Quote all lines below exactly. Images stay out.

Stored records
----------

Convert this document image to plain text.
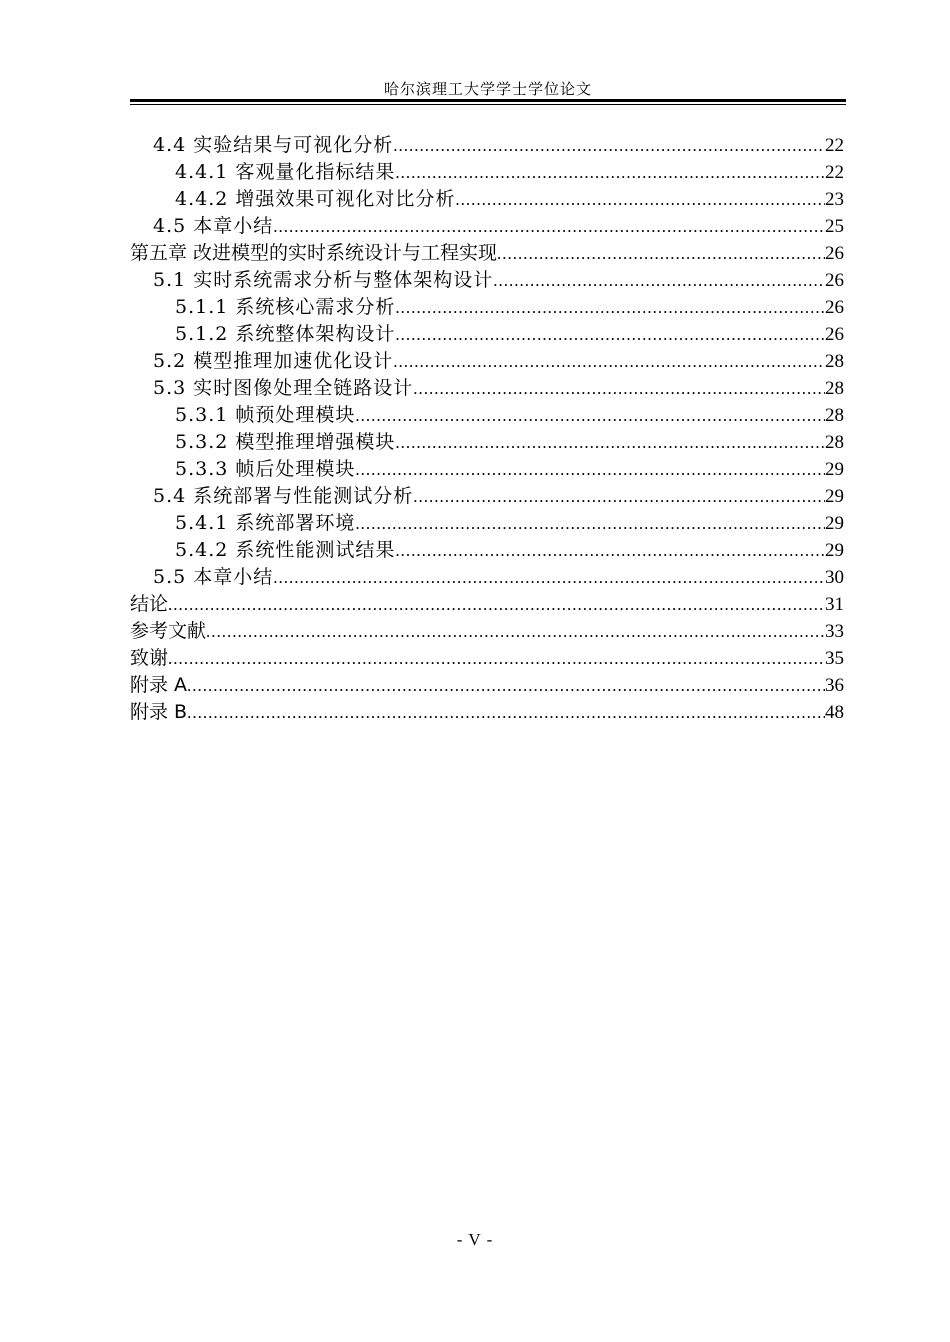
哈尔滨理工大学学士学位论文
4.4 实验结果与可视化分析 .....	22
4.4.1 客观量化指标结果 .....	22
4.4.2 增强效果可视化对比分析 .....	23
4.5 本章小结 .....	25
第五章 改进模型的实时系统设计与工程实现 .....	26
5.1 实时系统需求分析与整体架构设计 .....	26
5.1.1 系统核心需求分析 .....	26
5.1.2 系统整体架构设计 .....	26
5.2 模型推理加速优化设计 .....	28
5.3 实时图像处理全链路设计 .....	28
5.3.1 帧预处理模块 .....	28
5.3.2 模型推理增强模块 .....	28
5.3.3 帧后处理模块 .....	29
5.4 系统部署与性能测试分析 .....	29
5.4.1 系统部署环境 .....	29
5.4.2 系统性能测试结果 .....	29
5.5 本章小结 .....	30
结论 .....	31
参考文献 .....	33
致谢 .....	35
附录 A .....	36
附录 B .....	48
- V -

----------

- [Response]:
Convert this document image to plain text.
哈尔滨理工大学学士学位论文
4.4 实验结果与可视化分析 .....	22
4.4.1 客观量化指标结果 .....	22
4.4.2 增强效果可视化对比分析 .....	23
4.5 本章小结 .....	25
第五章 改进模型的实时系统设计与工程实现 .....	26
5.1 实时系统需求分析与整体架构设计 .....	26
5.1.1 系统核心需求分析 .....	26
5.1.2 系统整体架构设计 .....	26
5.2 模型推理加速优化设计 .....	28
5.3 实时图像处理全链路设计 .....	28
5.3.1 帧预处理模块 .....	28
5.3.2 模型推理增强模块 .....	28
5.3.3 帧后处理模块 .....	29
5.4 系统部署与性能测试分析 .....	29
5.4.1 系统部署环境 .....	29
5.4.2 系统性能测试结果 .....	29
5.5 本章小结 .....	30
结论 .....	31
参考文献 .....	33
致谢 .....	35
附录 A .....	36
附录 B .....	48
- V -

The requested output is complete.